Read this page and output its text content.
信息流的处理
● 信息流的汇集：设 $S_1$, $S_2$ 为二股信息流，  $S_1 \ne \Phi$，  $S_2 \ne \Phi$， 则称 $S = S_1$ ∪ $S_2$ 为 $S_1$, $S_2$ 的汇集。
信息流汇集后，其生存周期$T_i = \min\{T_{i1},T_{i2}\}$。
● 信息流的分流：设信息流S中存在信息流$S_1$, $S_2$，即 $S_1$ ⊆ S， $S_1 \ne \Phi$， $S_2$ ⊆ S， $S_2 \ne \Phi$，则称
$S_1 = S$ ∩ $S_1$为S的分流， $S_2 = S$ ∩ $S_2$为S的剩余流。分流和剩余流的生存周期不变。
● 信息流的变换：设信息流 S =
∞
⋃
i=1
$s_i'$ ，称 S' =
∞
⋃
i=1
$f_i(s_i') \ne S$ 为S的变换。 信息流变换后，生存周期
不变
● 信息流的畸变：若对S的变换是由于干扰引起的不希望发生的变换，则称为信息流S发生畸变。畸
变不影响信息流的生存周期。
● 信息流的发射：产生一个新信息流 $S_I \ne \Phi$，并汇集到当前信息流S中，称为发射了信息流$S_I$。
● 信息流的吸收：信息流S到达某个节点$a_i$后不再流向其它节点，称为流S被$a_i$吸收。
####################
- [WHAT TO PRODUCE]: Repeat the data precisely, line by line.

- [WRITTEN RESPONSE]:
Read this page and output its text content.
信息流的处理
● 信息流的汇集：设 $S_1$, $S_2$ 为二股信息流，  $S_1 \ne \Phi$，  $S_2 \ne \Phi$， 则称 $S = S_1$ ∪ $S_2$ 为 $S_1$, $S_2$ 的汇集。
信息流汇集后，其生存周期$T_i = \min\{T_{i1},T_{i2}\}$。
● 信息流的分流：设信息流S中存在信息流$S_1$, $S_2$，即 $S_1$ ⊆ S， $S_1 \ne \Phi$， $S_2$ ⊆ S， $S_2 \ne \Phi$，则称
$S_1 = S$ ∩ $S_1$为S的分流， $S_2 = S$ ∩ $S_2$为S的剩余流。分流和剩余流的生存周期不变。
● 信息流的变换：设信息流 S =
∞
⋃
i=1
$s_i'$ ，称 S' =
∞
⋃
i=1
$f_i(s_i') \ne S$ 为S的变换。 信息流变换后，生存周期
不变
● 信息流的畸变：若对S的变换是由于干扰引起的不希望发生的变换，则称为信息流S发生畸变。畸
变不影响信息流的生存周期。
● 信息流的发射：产生一个新信息流 $S_I \ne \Phi$，并汇集到当前信息流S中，称为发射了信息流$S_I$。
● 信息流的吸收：信息流S到达某个节点$a_i$后不再流向其它节点，称为流S被$a_i$吸收。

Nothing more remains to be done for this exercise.